■ What the task asks ■
Copy every line in the records below that contains the word "document".

■ Exercise data ■
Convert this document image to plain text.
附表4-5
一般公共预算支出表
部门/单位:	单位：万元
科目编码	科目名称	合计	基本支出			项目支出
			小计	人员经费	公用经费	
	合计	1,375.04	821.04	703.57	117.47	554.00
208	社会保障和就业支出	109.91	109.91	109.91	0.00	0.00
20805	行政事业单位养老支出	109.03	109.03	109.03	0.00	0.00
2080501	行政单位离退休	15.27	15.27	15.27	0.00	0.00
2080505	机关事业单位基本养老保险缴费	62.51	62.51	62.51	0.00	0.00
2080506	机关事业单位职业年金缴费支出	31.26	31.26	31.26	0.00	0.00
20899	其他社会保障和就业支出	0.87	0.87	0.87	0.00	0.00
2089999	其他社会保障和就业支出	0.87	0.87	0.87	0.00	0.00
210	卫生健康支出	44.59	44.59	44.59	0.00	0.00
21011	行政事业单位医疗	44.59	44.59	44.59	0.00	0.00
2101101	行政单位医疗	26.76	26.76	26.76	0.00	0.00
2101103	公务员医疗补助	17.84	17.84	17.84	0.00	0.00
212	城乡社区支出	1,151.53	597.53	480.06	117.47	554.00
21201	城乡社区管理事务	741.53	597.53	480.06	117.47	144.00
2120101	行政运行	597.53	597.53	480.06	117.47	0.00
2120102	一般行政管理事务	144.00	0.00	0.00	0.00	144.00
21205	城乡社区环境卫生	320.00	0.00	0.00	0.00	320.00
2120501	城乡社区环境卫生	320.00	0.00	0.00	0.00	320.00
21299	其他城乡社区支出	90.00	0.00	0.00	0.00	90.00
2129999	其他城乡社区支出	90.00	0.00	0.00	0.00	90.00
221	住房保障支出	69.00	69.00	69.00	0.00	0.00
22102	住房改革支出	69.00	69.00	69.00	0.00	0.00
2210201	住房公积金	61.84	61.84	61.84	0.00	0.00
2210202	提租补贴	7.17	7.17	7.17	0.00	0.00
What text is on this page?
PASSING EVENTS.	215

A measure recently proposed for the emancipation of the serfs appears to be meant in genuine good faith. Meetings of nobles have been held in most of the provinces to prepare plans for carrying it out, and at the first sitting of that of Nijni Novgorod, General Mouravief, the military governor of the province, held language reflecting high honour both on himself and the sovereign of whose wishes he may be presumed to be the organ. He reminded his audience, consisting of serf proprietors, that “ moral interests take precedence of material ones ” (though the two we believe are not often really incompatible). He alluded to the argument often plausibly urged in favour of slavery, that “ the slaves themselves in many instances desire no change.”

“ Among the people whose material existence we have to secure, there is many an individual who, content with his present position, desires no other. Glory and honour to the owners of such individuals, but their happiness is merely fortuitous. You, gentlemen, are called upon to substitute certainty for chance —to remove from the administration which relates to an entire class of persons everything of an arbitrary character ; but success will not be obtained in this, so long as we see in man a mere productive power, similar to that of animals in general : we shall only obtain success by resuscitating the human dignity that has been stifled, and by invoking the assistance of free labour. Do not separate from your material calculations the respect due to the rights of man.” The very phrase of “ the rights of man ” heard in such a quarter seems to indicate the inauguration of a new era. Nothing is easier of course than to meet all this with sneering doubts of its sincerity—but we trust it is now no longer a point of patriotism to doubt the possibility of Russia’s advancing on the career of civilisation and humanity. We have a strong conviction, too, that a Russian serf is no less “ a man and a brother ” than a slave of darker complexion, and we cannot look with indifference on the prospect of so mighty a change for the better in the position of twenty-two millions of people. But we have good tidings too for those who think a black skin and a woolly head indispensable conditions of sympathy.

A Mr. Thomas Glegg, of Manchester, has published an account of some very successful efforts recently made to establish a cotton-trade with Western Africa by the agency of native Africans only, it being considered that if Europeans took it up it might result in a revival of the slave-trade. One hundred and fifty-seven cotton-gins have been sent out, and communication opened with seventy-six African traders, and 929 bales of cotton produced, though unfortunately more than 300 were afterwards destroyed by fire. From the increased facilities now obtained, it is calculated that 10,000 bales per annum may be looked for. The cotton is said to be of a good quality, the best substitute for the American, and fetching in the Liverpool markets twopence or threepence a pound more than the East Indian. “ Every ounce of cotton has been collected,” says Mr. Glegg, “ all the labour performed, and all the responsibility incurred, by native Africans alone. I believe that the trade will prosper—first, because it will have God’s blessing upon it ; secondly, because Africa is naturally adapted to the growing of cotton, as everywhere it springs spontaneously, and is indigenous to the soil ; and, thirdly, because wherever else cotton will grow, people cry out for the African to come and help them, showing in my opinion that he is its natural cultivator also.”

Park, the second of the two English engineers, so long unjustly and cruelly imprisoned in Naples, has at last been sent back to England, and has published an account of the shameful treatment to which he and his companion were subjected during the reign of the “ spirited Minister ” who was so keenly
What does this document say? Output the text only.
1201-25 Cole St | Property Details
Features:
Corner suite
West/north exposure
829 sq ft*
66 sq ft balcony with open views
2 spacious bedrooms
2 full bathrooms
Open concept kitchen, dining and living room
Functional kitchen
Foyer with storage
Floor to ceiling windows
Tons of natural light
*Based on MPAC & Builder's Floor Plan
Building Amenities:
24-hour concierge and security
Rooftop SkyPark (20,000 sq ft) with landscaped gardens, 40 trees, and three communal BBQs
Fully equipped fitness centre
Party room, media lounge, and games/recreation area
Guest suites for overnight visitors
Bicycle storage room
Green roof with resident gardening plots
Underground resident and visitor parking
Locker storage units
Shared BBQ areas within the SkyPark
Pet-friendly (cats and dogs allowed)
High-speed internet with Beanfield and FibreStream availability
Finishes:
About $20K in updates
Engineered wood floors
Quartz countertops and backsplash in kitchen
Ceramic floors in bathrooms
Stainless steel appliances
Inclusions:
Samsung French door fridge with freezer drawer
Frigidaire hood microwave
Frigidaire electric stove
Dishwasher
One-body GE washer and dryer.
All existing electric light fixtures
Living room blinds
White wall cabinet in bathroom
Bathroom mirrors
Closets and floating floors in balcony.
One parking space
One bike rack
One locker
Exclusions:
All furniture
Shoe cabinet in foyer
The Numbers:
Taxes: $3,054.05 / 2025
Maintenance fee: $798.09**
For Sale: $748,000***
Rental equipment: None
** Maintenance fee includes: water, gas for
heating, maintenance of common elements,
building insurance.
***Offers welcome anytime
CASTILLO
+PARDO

■ Full answer ■
Convert this document image to plain text.
What does this document say? Output the text only.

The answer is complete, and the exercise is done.